── PROVIDED MATERIAL

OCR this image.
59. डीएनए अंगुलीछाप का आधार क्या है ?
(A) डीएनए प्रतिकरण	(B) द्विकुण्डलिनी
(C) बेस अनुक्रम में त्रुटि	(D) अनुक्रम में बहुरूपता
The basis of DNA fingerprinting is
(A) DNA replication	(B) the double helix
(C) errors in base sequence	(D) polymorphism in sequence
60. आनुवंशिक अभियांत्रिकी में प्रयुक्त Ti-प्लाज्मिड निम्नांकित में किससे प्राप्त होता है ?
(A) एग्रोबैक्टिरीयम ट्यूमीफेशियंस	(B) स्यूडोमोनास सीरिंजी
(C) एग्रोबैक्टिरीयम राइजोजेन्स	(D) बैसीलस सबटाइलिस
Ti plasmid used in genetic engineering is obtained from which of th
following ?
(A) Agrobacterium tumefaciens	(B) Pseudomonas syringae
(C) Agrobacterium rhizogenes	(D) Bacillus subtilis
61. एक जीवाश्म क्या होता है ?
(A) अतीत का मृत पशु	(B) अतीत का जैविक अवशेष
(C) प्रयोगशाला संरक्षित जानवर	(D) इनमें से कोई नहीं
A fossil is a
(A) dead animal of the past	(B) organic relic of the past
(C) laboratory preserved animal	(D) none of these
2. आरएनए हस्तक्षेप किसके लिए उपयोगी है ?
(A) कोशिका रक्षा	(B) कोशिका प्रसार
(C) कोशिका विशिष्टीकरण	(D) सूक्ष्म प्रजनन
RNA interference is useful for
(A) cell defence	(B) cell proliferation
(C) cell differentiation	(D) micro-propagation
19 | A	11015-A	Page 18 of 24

────

WHAT IS EXPECTED:
Repeat, exactly and in full, the records shown above.

ANSWER BOX:
OCR this image.
59. डीएनए अंगुलीछाप का आधार क्या है ?
(A) डीएनए प्रतिकरण	(B) द्विकुण्डलिनी
(C) बेस अनुक्रम में त्रुटि	(D) अनुक्रम में बहुरूपता
The basis of DNA fingerprinting is
(A) DNA replication	(B) the double helix
(C) errors in base sequence	(D) polymorphism in sequence
60. आनुवंशिक अभियांत्रिकी में प्रयुक्त Ti-प्लाज्मिड निम्नांकित में किससे प्राप्त होता है ?
(A) एग्रोबैक्टिरीयम ट्यूमीफेशियंस	(B) स्यूडोमोनास सीरिंजी
(C) एग्रोबैक्टिरीयम राइजोजेन्स	(D) बैसीलस सबटाइलिस
Ti plasmid used in genetic engineering is obtained from which of th
following ?
(A) Agrobacterium tumefaciens	(B) Pseudomonas syringae
(C) Agrobacterium rhizogenes	(D) Bacillus subtilis
61. एक जीवाश्म क्या होता है ?
(A) अतीत का मृत पशु	(B) अतीत का जैविक अवशेष
(C) प्रयोगशाला संरक्षित जानवर	(D) इनमें से कोई नहीं
A fossil is a
(A) dead animal of the past	(B) organic relic of the past
(C) laboratory preserved animal	(D) none of these
2. आरएनए हस्तक्षेप किसके लिए उपयोगी है ?
(A) कोशिका रक्षा	(B) कोशिका प्रसार
(C) कोशिका विशिष्टीकरण	(D) सूक्ष्म प्रजनन
RNA interference is useful for
(A) cell defence	(B) cell proliferation
(C) cell differentiation	(D) micro-propagation
19 | A	11015-A	Page 18 of 24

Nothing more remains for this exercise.